--- start ---

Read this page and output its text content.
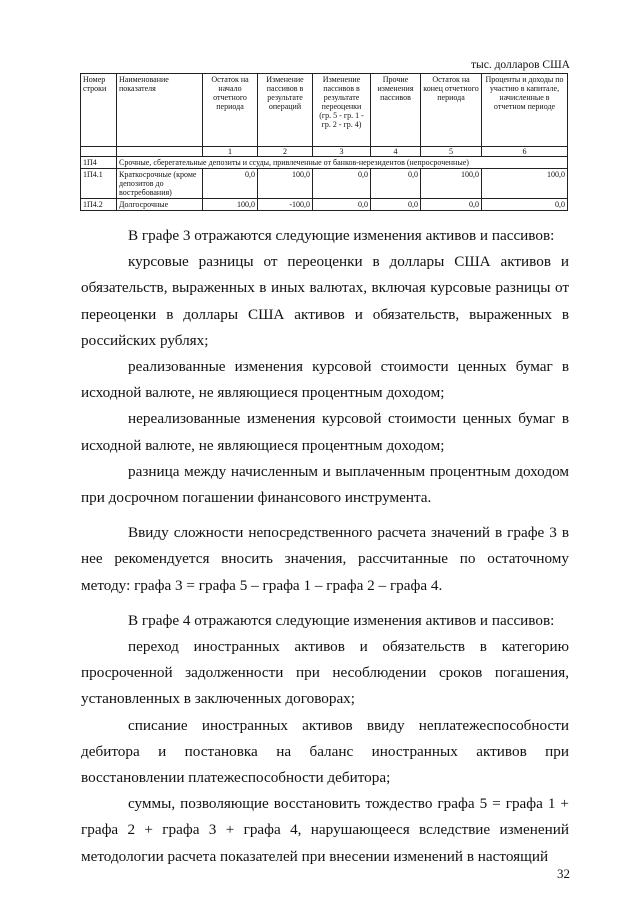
тыс. долларов США
Номер строки	Наименование показателя	Остаток на начало отчетного периода	Изменение пассивов в результате операций	Изменение пассивов в результате переоценки (гр. 5 - гр. 1 - гр. 2 - гр. 4)	Прочие изменения пассивов	Остаток на конец отчетного периода	Проценты и доходы по участию в капитале, начисленные в отчетном периоде
		1	2	3	4	5	6
1П4	Срочные, сберегательные депозиты и ссуды, привлеченные от банков-нерезидентов (непросроченные)						
1П4.1	Краткосрочные (кроме депозитов до востребования)	0,0	100,0	0,0	0,0	100,0	100,0
1П4.2	Долгосрочные	100,0	-100,0	0,0	0,0	0,0	0,0

В графе 3 отражаются следующие изменения активов и пассивов:

курсовые разницы от переоценки в доллары США активов и обязательств, выраженных в иных валютах, включая курсовые разницы от переоценки в доллары США активов и обязательств, выраженных в российских рублях;

реализованные изменения курсовой стоимости ценных бумаг в исходной валюте, не являющиеся процентным доходом;

нереализованные изменения курсовой стоимости ценных бумаг в исходной валюте, не являющиеся процентным доходом;

разница между начисленным и выплаченным процентным доходом при досрочном погашении финансового инструмента.

Ввиду сложности непосредственного расчета значений в графе 3 в нее рекомендуется вносить значения, рассчитанные по остаточному методу: графа 3 = графа 5 – графа 1 – графа 2 – графа 4.

В графе 4 отражаются следующие изменения активов и пассивов:

переход иностранных активов и обязательств в категорию просроченной задолженности при несоблюдении сроков погашения, установленных в заключенных договорах;

списание иностранных активов ввиду неплатежеспособности дебитора и постановка на баланс иностранных активов при восстановлении платежеспособности дебитора;

суммы, позволяющие восстановить тождество графа 5 = графа 1 + графа 2 + графа 3 + графа 4, нарушающееся вследствие изменений методологии расчета показателей при внесении изменений в настоящий

32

--- end ---

WHAT NEEDS TO BE DONE ::
Extract the full listing above verbatim; pictures are to be left out of the copy.

EXERCISE RESPONSE ::
Read this page and output its text content.
тыс. долларов США
Номер строки	Наименование показателя	Остаток на начало отчетного периода	Изменение пассивов в результате операций	Изменение пассивов в результате переоценки (гр. 5 - гр. 1 - гр. 2 - гр. 4)	Прочие изменения пассивов	Остаток на конец отчетного периода	Проценты и доходы по участию в капитале, начисленные в отчетном периоде
		1	2	3	4	5	6
1П4	Срочные, сберегательные депозиты и ссуды, привлеченные от банков-нерезидентов (непросроченные)						
1П4.1	Краткосрочные (кроме депозитов до востребования)	0,0	100,0	0,0	0,0	100,0	100,0
1П4.2	Долгосрочные	100,0	-100,0	0,0	0,0	0,0	0,0

В графе 3 отражаются следующие изменения активов и пассивов:

курсовые разницы от переоценки в доллары США активов и обязательств, выраженных в иных валютах, включая курсовые разницы от переоценки в доллары США активов и обязательств, выраженных в российских рублях;

реализованные изменения курсовой стоимости ценных бумаг в исходной валюте, не являющиеся процентным доходом;

нереализованные изменения курсовой стоимости ценных бумаг в исходной валюте, не являющиеся процентным доходом;

разница между начисленным и выплаченным процентным доходом при досрочном погашении финансового инструмента.

Ввиду сложности непосредственного расчета значений в графе 3 в нее рекомендуется вносить значения, рассчитанные по остаточному методу: графа 3 = графа 5 – графа 1 – графа 2 – графа 4.

В графе 4 отражаются следующие изменения активов и пассивов:

переход иностранных активов и обязательств в категорию просроченной задолженности при несоблюдении сроков погашения, установленных в заключенных договорах;

списание иностранных активов ввиду неплатежеспособности дебитора и постановка на баланс иностранных активов при восстановлении платежеспособности дебитора;

суммы, позволяющие восстановить тождество графа 5 = графа 1 + графа 2 + графа 3 + графа 4, нарушающееся вследствие изменений методологии расчета показателей при внесении изменений в настоящий

32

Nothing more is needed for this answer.